→ Source extract
-- START --
Kerri-Anne Kennerley Says Climate Change Protestors Should Be Used as SPEED BUMPS

Kerri-Anne Kennerley has launched a blistering rant at climate change protesters as a week of demonstrations paralyses the country.

The Studio 10 pundit said that protesters causing disruption should be used as speed bumps or starved in jail.

The panel was discussing the Queensland government’s plan to allow tougher sentences for protesters breaking the law.

Kennerley said she supported the move, adding: ‘Personally, I would leave them all super glued to wherever they do it.’

Activists from Extinction Rebellion participates in a protest in Brisbane on Tuesday October 8
Police drag activists from Extinction Rebellion out of the road in Elizabeth Street as they attempted to block traffic during a protest in Sydney on Tuesday, October 8

Referring to a protester who attached a hammock to a bridge in Brisbane, she said: ‘The guy hanging from the Story Bridge. Why send emergency services to look after or get a moron down?

‘Leave him there until he gets himself out.

‘No emergency services should help them, nobody should do anything, and you just put little witches hats around them, or use them as a speedbump.’

Kennerley’s co-host Sarah Harris put her head in her hands and said: ‘Kerri-Anne, god, you’re going to get us into trouble.’

Kennerley remained defiant and asked: ‘Is that wrong?’

Harris then said she supports big fines but asked ‘jail time is a bit out there isn’t it?’

Kennerley replied: ‘No put them in jail and forget to feed them’.

As the discussion continued, Kennerley offered a message to the protesters: ‘Here’s an idea. Why don’t all you extremists go to china or Saudi Arabia and do it?’

‘If we all pedalled to work, if we stop doing anything that harms the environment in Australia, it makes no difference.

‘Do it where it is going to count which is China, India and America. Go and do it over there.’

Kennerley then asked Harris: ‘Was that a bit extreme do you think?’

Harris replied: ‘No, no’ before ending the section.

Extinction Rebellion spokesman James Norman said: ‘We are a peaceful, nonviolent organisation at the centre of all our tactics and messaging.

‘Kerri-Anne Kennerley really should think very carefully before making such statements about the impacts they could have.

He added: ‘Respect for other people is at the centre of our ethos and principles, and I would hope other people, especially public commentators, would approach us with the same level of respect for common decency.’

Kerri-Anne Kennerley (pictured today) has launched a blistering rant at climate change protesters as a week of demonstrations paralyses the country
Protesters are removed and arrested during an Extinction Rebellion protest in Sydney on Monday 7 October
Paul Jukes, 49, was dangling in a hammock from a makeshift harness about 10 metres below Brisbane's Story Bridge on Tuesday as part of the protests
Police negotiators arrived on the scene at 7.45am on Tuesday and  tried to talk the 49-year-old down off the bridge. He was eventually arrested
Thousands will take to major roads across Australia this week to protest inaction on climate change, under the banner of Extinction Rebellion. Pictured: A protest on Broadway in Sydney on Monday

Thousands of climate change protesters have descended on Australia’s capital cities for a week of disruptive protests which include ‘sit ins’ on busy roads, flash mobs and singalongs.
-- END --
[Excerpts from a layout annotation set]
-- START --
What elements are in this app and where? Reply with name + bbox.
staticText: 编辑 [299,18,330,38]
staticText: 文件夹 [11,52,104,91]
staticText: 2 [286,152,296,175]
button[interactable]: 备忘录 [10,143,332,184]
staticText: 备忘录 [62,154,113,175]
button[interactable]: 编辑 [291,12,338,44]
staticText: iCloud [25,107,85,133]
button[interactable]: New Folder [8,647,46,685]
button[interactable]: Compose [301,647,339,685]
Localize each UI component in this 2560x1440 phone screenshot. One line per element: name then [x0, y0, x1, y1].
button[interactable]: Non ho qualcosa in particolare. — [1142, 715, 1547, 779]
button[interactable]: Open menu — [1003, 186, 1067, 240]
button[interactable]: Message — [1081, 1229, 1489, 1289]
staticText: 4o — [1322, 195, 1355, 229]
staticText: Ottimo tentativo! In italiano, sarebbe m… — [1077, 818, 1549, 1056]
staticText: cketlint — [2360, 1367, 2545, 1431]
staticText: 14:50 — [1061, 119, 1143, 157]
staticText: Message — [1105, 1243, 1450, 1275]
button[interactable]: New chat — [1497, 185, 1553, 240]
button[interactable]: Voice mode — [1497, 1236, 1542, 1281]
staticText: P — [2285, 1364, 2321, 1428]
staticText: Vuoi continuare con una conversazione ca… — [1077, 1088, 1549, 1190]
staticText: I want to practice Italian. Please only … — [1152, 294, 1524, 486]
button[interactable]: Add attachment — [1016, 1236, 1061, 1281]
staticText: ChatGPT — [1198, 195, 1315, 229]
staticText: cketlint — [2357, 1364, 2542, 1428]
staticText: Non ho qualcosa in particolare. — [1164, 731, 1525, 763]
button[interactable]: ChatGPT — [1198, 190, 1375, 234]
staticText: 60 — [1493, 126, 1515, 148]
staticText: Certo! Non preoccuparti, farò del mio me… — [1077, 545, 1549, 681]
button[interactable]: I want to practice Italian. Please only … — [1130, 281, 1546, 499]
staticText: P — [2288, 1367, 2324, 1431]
-- END --
→ What you will do
a. Output the stretch of the article about Kerri-Anne Kennerley's remarks that opens with the words containing "Kerri-Anne Kennerley has" and closes with "starved in jail.".
b. In the article about Kerri-Anne Kennerley's remarks, render this sentence in Spanish: "The panel was discussing the Queensland government’s plan to allow tougher sentences for protesters breaking the law."
c. Supply the next part of the article about Kerri-Anne Kennerley's remarks, carrying on from its final sentence.

→ Answers to the exercises
a.
Kerri-Anne Kennerley has launched a blistering rant at climate change protesters as a week of demonstrations paralyses the country.

The Studio 10 pundit said that protesters causing disruption should be used as speed bumps or starved in jail.

b. El panel estaba debatiendo el plan del gobierno de Queensland de permitir penas más duras para los manifestantes que infrinjan la ley.

c.
In Brisbane protesters have promised a ‘Water Birth For A Better Earth’ event at Southbank River Quay.

‘Swarming Flash Mobs’ will also roam Queens Gardens throughout the week.

A ‘swarm for survival’ is planned for Wednesday, an ‘extinction rave’ for Friday night and a ‘nudie parade’ for Saturday.

In Sydney protesters have insisted they will not disrupt Sydney’s rail network as they continue their week-long action to highlight climate change.

More than 40 activists have been arrested in the city so far, with some saying they are willing to risk their liberty in order to bring climate issues to the fore.

NSW police said on Tuesday they were aware of plans for Extinction Rebellion demonstrators to target the Sydney rail network on Wednesday, and urged the group to not disrupt travellers and commuters.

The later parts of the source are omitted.